═══ TASK MATERIAL

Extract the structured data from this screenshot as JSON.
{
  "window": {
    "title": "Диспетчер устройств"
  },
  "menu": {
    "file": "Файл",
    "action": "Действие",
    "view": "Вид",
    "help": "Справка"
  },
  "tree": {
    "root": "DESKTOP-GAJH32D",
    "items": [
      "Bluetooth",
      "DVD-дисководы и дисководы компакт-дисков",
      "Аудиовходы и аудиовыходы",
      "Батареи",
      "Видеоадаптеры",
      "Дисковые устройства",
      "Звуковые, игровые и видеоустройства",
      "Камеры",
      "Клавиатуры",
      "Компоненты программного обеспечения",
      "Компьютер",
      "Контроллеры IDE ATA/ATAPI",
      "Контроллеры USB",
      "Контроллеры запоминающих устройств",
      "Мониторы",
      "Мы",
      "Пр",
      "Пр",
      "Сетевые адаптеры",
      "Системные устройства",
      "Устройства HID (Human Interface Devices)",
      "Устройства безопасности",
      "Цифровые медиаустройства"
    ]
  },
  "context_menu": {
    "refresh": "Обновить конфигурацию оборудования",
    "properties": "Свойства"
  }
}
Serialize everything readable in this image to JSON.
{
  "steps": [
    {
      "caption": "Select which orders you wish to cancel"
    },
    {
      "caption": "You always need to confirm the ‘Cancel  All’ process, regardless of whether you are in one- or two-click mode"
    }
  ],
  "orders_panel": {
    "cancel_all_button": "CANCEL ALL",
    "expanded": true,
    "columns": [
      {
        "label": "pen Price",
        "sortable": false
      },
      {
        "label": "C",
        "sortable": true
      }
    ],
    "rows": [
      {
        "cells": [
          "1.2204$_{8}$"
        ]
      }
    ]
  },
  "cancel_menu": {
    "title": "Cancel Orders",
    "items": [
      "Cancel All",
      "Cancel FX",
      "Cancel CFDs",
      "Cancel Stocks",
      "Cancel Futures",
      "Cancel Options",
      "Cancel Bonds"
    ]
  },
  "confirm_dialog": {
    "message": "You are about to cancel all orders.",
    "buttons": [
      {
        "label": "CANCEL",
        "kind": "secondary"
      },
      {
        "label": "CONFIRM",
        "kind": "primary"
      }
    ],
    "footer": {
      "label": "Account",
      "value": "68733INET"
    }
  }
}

══════

Scan the entries above and work out how many lines include the word "JSON"; the reply is that number alone.

> _SOLUTION TO THE EXERCISE_
2